Aufgaben:
a: Gib den Absatz im Lesetext, der mit „Ja du hast recht!“ beginnt, kürzer wieder und behalte seine wichtigsten Aussagen bei.
b: Setze den Lesetext über Kontravarianz und Typsicherheit im Anschluss an seinen letzten Satz fort.

Lesetext:
=-=-=

Mir fällt aber gerade auf das der Fehler bei der Kontravarianz ja während der Übersetzungszeit erkannt wird und somit doch statische Typsicherheit bei den Eingabeparametern garantiert wird. Hab mich immerzu so auf diesen Fehler eingeschossen, dass ich dachte die meinen das es zur Übersetzungszeit nicht typsicher ist.. :/



> im Buch ist dazu kein Code, ich selber vermute, dass der Fehler bleiben wird,
> hast du dir ein Beispiel programmiert oder worum geht es genau?



Ja du hast recht! Der Fehler bleibt auch. Er wird allerdings zur Übersetzungszeit erkannt und somit ist es dann statisch typsicher und alles ist richtig. Selbst programmiert hab ich nichts, ich wolte nur das Prinzip verstehen.

=-=-=

[Einträge zu Bildelement-Boxen]
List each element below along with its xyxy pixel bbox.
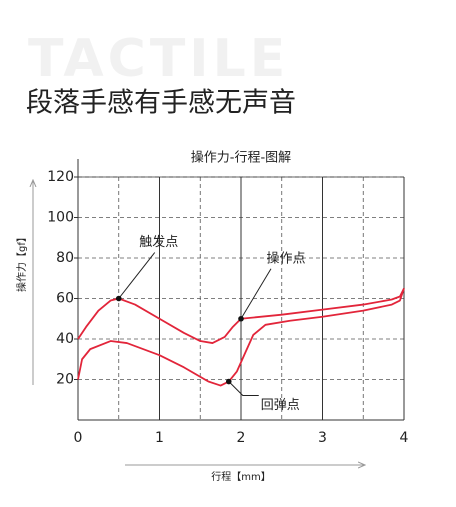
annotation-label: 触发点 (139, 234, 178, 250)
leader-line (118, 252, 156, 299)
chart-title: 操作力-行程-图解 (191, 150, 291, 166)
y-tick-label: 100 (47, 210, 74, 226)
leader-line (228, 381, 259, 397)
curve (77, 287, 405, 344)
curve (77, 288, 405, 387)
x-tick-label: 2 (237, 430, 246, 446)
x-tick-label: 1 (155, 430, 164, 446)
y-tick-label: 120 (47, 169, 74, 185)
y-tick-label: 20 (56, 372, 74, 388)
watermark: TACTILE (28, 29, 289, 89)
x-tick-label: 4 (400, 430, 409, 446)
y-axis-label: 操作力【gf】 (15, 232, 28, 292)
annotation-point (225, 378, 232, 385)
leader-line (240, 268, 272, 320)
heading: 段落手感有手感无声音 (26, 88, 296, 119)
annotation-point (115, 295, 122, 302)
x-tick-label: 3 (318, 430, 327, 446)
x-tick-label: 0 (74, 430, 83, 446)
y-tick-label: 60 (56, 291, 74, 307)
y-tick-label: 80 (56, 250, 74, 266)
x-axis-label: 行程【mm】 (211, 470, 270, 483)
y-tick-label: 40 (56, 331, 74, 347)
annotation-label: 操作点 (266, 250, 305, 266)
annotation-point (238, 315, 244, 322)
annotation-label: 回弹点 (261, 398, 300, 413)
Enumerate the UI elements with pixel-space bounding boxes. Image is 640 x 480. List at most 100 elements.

=-=-=

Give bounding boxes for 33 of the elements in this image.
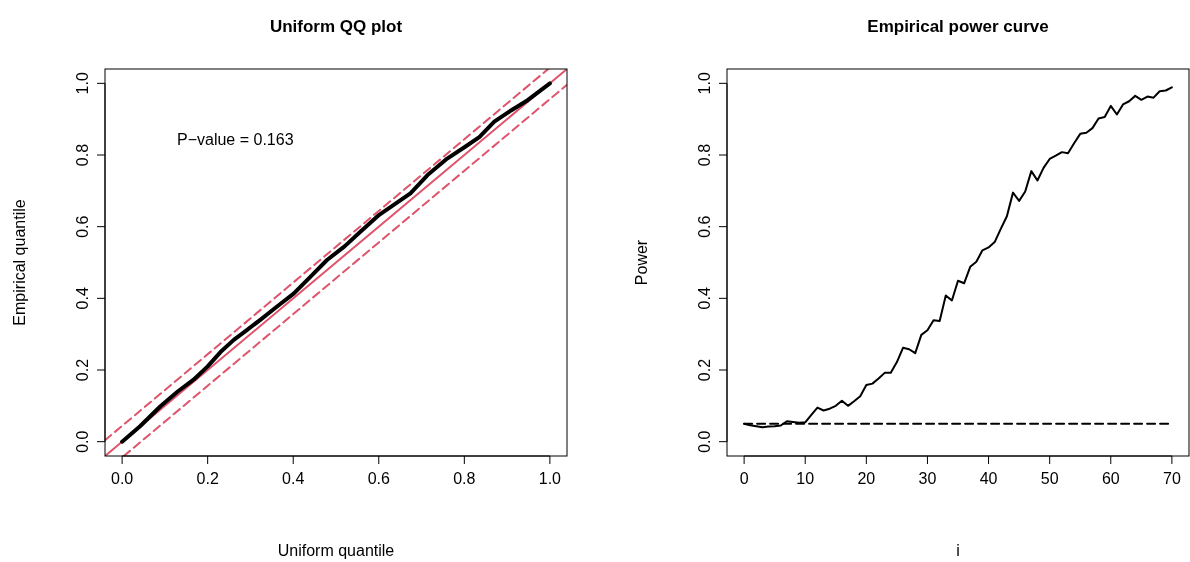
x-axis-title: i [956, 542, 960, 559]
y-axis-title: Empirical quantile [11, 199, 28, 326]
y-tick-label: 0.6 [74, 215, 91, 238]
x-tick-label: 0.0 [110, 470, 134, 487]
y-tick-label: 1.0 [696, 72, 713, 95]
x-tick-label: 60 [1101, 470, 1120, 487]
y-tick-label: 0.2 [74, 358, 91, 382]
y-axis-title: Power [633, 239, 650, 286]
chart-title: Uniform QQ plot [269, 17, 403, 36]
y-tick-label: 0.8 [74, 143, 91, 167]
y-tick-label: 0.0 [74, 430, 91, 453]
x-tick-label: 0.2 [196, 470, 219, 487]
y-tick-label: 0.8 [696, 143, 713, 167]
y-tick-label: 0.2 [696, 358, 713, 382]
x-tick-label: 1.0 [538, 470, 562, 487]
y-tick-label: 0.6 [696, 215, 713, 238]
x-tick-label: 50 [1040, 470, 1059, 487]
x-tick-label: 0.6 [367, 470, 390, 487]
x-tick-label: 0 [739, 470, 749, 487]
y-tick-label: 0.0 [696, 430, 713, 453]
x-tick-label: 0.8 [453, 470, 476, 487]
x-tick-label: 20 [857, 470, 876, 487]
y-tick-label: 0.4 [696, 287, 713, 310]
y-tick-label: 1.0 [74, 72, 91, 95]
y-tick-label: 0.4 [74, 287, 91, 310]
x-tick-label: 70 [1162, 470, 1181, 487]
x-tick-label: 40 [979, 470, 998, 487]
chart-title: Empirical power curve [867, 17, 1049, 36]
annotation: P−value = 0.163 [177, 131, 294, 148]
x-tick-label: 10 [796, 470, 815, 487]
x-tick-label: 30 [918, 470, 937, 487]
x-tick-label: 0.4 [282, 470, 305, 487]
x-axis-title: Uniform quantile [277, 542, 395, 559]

=-=-=

Lösungen:
a: Der Fehler bleibt bestehen, wird aber schon zur Übersetzungszeit erkannt. Damit ist statische Typsicherheit gegeben, und alles stimmt. Selbst programmiert wurde nichts. Es ging nur darum, das Prinzip zu verstehen.

b:
SlaterB ich dank dir vielmals! Hab mich so mit diesem Fehler verrandt das ich vergessen hab was statische Typsicherheit überhaupt bedeutet, nämlich das man zur Übersetzungszeit feststellen kann das keine Nachrichten an ein Objekt gesendet werden für die das Objekt keine entsprechende Schnittstelle besitzt.

Vielen Dank!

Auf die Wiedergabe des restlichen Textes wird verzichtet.